What to work on = Find each line containing the string "traffic" and return it.

• • •

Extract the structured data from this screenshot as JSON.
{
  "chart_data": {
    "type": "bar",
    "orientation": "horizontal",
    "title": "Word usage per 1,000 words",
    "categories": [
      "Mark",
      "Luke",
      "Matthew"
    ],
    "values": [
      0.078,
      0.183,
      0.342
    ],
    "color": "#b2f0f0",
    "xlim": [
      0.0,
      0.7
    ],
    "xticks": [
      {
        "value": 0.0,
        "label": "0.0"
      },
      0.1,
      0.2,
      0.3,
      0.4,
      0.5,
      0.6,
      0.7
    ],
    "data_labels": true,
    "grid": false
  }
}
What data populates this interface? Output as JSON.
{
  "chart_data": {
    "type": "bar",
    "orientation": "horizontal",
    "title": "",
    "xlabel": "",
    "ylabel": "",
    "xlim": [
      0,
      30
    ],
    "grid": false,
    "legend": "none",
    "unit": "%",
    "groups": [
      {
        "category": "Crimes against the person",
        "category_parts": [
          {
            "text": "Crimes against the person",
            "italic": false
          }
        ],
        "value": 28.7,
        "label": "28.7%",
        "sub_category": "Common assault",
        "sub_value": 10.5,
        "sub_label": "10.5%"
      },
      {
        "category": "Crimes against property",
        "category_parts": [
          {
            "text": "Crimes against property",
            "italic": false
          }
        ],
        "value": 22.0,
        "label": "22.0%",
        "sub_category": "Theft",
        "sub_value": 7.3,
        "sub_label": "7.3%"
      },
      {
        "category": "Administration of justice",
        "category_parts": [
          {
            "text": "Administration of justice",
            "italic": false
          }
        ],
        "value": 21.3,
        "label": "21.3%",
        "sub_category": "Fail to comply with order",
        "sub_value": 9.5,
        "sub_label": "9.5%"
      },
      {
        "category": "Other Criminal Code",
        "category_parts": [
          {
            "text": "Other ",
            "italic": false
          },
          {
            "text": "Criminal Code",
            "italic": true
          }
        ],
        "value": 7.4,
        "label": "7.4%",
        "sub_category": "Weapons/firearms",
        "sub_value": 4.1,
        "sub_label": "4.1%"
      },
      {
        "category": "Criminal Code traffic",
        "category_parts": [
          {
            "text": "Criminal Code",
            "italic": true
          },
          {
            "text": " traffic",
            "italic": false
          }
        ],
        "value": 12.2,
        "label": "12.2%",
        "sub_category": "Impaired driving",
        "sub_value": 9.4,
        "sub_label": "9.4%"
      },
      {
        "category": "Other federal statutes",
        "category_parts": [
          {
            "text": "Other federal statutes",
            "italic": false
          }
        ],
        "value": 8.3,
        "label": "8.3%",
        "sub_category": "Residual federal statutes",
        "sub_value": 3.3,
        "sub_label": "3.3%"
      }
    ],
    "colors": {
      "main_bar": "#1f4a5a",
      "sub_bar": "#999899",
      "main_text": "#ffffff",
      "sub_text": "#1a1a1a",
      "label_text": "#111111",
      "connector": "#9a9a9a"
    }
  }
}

• • •

In response =
        "category": "Criminal Code traffic",
            "text": " traffic",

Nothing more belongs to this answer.